Data records

⁂

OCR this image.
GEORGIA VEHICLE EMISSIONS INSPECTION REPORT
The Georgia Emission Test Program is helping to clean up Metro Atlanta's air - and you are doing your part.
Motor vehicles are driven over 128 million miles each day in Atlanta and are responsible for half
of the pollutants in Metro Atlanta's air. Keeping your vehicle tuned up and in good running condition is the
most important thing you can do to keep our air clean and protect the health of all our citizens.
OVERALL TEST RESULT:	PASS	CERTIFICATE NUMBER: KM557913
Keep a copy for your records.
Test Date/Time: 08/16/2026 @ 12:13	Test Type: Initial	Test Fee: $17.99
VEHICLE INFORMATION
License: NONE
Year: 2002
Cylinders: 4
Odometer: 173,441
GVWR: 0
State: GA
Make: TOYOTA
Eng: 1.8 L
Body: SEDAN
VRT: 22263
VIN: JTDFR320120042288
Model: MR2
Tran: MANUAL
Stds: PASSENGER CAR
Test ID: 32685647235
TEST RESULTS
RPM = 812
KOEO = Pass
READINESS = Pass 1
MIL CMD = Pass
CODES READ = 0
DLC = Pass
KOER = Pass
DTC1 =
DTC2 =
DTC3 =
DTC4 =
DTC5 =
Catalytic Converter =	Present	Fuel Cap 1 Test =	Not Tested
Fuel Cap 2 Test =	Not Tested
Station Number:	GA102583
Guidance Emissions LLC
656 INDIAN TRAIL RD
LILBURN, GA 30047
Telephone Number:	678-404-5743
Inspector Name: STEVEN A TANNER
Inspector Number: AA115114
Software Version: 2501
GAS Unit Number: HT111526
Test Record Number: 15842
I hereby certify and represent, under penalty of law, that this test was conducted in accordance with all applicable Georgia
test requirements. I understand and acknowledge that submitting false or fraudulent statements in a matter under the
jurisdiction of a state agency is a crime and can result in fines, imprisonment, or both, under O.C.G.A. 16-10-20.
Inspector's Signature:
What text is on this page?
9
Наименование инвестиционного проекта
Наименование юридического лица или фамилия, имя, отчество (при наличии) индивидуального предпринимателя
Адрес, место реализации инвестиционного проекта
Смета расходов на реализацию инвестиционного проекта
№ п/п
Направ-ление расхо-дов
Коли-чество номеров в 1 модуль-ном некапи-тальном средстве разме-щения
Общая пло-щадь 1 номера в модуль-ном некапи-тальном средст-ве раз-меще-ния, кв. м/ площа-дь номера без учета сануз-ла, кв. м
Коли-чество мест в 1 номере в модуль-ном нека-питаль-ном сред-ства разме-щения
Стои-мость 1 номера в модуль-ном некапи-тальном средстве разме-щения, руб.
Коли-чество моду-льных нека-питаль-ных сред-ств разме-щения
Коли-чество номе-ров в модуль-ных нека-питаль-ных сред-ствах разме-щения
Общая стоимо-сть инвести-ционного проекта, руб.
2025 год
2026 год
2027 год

⁂

## The request
Quote the entire listing above exactly.

## Solution to the problem
OCR this image.
GEORGIA VEHICLE EMISSIONS INSPECTION REPORT
The Georgia Emission Test Program is helping to clean up Metro Atlanta's air - and you are doing your part.
Motor vehicles are driven over 128 million miles each day in Atlanta and are responsible for half
of the pollutants in Metro Atlanta's air. Keeping your vehicle tuned up and in good running condition is the
most important thing you can do to keep our air clean and protect the health of all our citizens.
OVERALL TEST RESULT:	PASS	CERTIFICATE NUMBER: KM557913
Keep a copy for your records.
Test Date/Time: 08/16/2026 @ 12:13	Test Type: Initial	Test Fee: $17.99
VEHICLE INFORMATION
License: NONE
Year: 2002
Cylinders: 4
Odometer: 173,441
GVWR: 0
State: GA
Make: TOYOTA
Eng: 1.8 L
Body: SEDAN
VRT: 22263
VIN: JTDFR320120042288
Model: MR2
Tran: MANUAL
Stds: PASSENGER CAR
Test ID: 32685647235
TEST RESULTS
RPM = 812
KOEO = Pass
READINESS = Pass 1
MIL CMD = Pass
CODES READ = 0
DLC = Pass
KOER = Pass
DTC1 =
DTC2 =
DTC3 =
DTC4 =
DTC5 =
Catalytic Converter =	Present	Fuel Cap 1 Test =	Not Tested
Fuel Cap 2 Test =	Not Tested
Station Number:	GA102583
Guidance Emissions LLC
656 INDIAN TRAIL RD
LILBURN, GA 30047
Telephone Number:	678-404-5743
Inspector Name: STEVEN A TANNER
Inspector Number: AA115114
Software Version: 2501
GAS Unit Number: HT111526
Test Record Number: 15842
I hereby certify and represent, under penalty of law, that this test was conducted in accordance with all applicable Georgia
test requirements. I understand and acknowledge that submitting false or fraudulent statements in a matter under the
jurisdiction of a state agency is a crime and can result in fines, imprisonment, or both, under O.C.G.A. 16-10-20.
Inspector's Signature:
What text is on this page?
9
Наименование инвестиционного проекта
Наименование юридического лица или фамилия, имя, отчество (при наличии) индивидуального предпринимателя
Адрес, место реализации инвестиционного проекта
Смета расходов на реализацию инвестиционного проекта
№ п/п
Направ-ление расхо-дов
Коли-чество номеров в 1 модуль-ном некапи-тальном средстве разме-щения
Общая пло-щадь 1 номера в модуль-ном некапи-тальном средст-ве раз-меще-ния, кв. м/ площа-дь номера без учета сануз-ла, кв. м
Коли-чество мест в 1 номере в модуль-ном нека-питаль-ном сред-ства разме-щения
Стои-мость 1 номера в модуль-ном некапи-тальном средстве разме-щения, руб.
Коли-чество моду-льных нека-питаль-ных сред-ств разме-щения
Коли-чество номе-ров в модуль-ных нека-питаль-ных сред-ствах разме-щения
Общая стоимо-сть инвести-ционного проекта, руб.
2025 год
2026 год
2027 год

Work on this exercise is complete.